● **EXERCISE TASK**
Output all records precisely as written.

>> Begin

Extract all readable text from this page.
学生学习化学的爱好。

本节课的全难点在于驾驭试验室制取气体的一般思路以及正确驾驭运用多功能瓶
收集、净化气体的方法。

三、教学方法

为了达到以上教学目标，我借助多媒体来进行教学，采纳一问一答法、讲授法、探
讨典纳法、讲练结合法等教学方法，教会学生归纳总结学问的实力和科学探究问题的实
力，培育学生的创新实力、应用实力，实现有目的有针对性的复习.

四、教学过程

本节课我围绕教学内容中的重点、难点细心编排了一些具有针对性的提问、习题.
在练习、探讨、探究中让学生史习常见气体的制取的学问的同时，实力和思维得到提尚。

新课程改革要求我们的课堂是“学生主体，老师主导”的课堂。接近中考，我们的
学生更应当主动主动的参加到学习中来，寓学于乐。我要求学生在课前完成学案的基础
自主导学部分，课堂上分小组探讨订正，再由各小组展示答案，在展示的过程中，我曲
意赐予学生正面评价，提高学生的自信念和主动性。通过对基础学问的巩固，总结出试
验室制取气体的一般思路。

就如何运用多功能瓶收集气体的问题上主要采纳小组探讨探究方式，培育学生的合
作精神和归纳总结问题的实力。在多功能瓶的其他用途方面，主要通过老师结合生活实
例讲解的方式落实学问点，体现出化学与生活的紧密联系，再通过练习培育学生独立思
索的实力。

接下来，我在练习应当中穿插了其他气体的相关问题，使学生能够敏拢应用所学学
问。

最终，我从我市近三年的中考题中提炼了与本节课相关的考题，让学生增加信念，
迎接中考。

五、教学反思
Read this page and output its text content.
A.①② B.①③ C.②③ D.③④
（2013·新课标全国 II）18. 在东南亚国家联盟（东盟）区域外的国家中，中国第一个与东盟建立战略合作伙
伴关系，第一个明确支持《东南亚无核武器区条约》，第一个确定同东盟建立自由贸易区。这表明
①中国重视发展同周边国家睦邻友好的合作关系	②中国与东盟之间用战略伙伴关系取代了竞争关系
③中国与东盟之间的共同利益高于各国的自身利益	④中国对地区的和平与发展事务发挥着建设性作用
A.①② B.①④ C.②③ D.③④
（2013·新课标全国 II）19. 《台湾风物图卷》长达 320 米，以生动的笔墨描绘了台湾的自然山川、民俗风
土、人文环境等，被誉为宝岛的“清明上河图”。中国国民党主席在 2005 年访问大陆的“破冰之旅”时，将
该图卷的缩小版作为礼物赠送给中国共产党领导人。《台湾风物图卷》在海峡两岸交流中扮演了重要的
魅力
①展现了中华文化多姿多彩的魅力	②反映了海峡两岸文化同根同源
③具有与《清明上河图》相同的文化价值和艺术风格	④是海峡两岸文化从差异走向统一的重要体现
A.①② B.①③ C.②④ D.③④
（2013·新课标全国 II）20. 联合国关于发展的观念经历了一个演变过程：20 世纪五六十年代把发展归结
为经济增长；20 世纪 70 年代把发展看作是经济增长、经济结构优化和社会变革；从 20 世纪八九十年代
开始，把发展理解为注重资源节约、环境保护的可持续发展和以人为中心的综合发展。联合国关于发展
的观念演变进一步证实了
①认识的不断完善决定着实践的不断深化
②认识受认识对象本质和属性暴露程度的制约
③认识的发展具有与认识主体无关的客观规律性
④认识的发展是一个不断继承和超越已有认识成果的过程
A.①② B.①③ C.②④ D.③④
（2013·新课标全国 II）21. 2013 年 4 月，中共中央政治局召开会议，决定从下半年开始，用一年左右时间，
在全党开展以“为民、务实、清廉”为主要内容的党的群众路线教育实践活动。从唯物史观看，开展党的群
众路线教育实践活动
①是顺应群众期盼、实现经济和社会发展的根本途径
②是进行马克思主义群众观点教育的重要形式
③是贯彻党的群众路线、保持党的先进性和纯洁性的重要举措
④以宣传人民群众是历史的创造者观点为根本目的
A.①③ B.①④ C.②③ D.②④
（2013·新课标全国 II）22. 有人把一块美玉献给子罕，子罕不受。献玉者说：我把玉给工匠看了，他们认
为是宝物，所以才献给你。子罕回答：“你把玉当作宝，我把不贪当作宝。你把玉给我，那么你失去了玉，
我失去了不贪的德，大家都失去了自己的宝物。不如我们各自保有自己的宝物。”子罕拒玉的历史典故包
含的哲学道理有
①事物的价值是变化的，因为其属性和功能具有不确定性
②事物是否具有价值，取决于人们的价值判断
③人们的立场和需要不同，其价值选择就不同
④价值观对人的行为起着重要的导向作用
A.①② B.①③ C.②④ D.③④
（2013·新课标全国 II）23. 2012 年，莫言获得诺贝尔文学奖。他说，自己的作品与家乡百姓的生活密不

>> End

● **FULL ANSWER**
Extract all readable text from this page.
学生学习化学的爱好。

本节课的全难点在于驾驭试验室制取气体的一般思路以及正确驾驭运用多功能瓶
收集、净化气体的方法。

三、教学方法

为了达到以上教学目标，我借助多媒体来进行教学，采纳一问一答法、讲授法、探
讨典纳法、讲练结合法等教学方法，教会学生归纳总结学问的实力和科学探究问题的实
力，培育学生的创新实力、应用实力，实现有目的有针对性的复习.

四、教学过程

本节课我围绕教学内容中的重点、难点细心编排了一些具有针对性的提问、习题.
在练习、探讨、探究中让学生史习常见气体的制取的学问的同时，实力和思维得到提尚。

新课程改革要求我们的课堂是“学生主体，老师主导”的课堂。接近中考，我们的
学生更应当主动主动的参加到学习中来，寓学于乐。我要求学生在课前完成学案的基础
自主导学部分，课堂上分小组探讨订正，再由各小组展示答案，在展示的过程中，我曲
意赐予学生正面评价，提高学生的自信念和主动性。通过对基础学问的巩固，总结出试
验室制取气体的一般思路。

就如何运用多功能瓶收集气体的问题上主要采纳小组探讨探究方式，培育学生的合
作精神和归纳总结问题的实力。在多功能瓶的其他用途方面，主要通过老师结合生活实
例讲解的方式落实学问点，体现出化学与生活的紧密联系，再通过练习培育学生独立思
索的实力。

接下来，我在练习应当中穿插了其他气体的相关问题，使学生能够敏拢应用所学学
问。

最终，我从我市近三年的中考题中提炼了与本节课相关的考题，让学生增加信念，
迎接中考。

五、教学反思
Read this page and output its text content.
A.①② B.①③ C.②③ D.③④
（2013·新课标全国 II）18. 在东南亚国家联盟（东盟）区域外的国家中，中国第一个与东盟建立战略合作伙
伴关系，第一个明确支持《东南亚无核武器区条约》，第一个确定同东盟建立自由贸易区。这表明
①中国重视发展同周边国家睦邻友好的合作关系	②中国与东盟之间用战略伙伴关系取代了竞争关系
③中国与东盟之间的共同利益高于各国的自身利益	④中国对地区的和平与发展事务发挥着建设性作用
A.①② B.①④ C.②③ D.③④
（2013·新课标全国 II）19. 《台湾风物图卷》长达 320 米，以生动的笔墨描绘了台湾的自然山川、民俗风
土、人文环境等，被誉为宝岛的“清明上河图”。中国国民党主席在 2005 年访问大陆的“破冰之旅”时，将
该图卷的缩小版作为礼物赠送给中国共产党领导人。《台湾风物图卷》在海峡两岸交流中扮演了重要的
魅力
①展现了中华文化多姿多彩的魅力	②反映了海峡两岸文化同根同源
③具有与《清明上河图》相同的文化价值和艺术风格	④是海峡两岸文化从差异走向统一的重要体现
A.①② B.①③ C.②④ D.③④
（2013·新课标全国 II）20. 联合国关于发展的观念经历了一个演变过程：20 世纪五六十年代把发展归结
为经济增长；20 世纪 70 年代把发展看作是经济增长、经济结构优化和社会变革；从 20 世纪八九十年代
开始，把发展理解为注重资源节约、环境保护的可持续发展和以人为中心的综合发展。联合国关于发展
的观念演变进一步证实了
①认识的不断完善决定着实践的不断深化
②认识受认识对象本质和属性暴露程度的制约
③认识的发展具有与认识主体无关的客观规律性
④认识的发展是一个不断继承和超越已有认识成果的过程
A.①② B.①③ C.②④ D.③④
（2013·新课标全国 II）21. 2013 年 4 月，中共中央政治局召开会议，决定从下半年开始，用一年左右时间，
在全党开展以“为民、务实、清廉”为主要内容的党的群众路线教育实践活动。从唯物史观看，开展党的群
众路线教育实践活动
①是顺应群众期盼、实现经济和社会发展的根本途径
②是进行马克思主义群众观点教育的重要形式
③是贯彻党的群众路线、保持党的先进性和纯洁性的重要举措
④以宣传人民群众是历史的创造者观点为根本目的
A.①③ B.①④ C.②③ D.②④
（2013·新课标全国 II）22. 有人把一块美玉献给子罕，子罕不受。献玉者说：我把玉给工匠看了，他们认
为是宝物，所以才献给你。子罕回答：“你把玉当作宝，我把不贪当作宝。你把玉给我，那么你失去了玉，
我失去了不贪的德，大家都失去了自己的宝物。不如我们各自保有自己的宝物。”子罕拒玉的历史典故包
含的哲学道理有
①事物的价值是变化的，因为其属性和功能具有不确定性
②事物是否具有价值，取决于人们的价值判断
③人们的立场和需要不同，其价值选择就不同
④价值观对人的行为起着重要的导向作用
A.①② B.①③ C.②④ D.③④
（2013·新课标全国 II）23. 2012 年，莫言获得诺贝尔文学奖。他说，自己的作品与家乡百姓的生活密不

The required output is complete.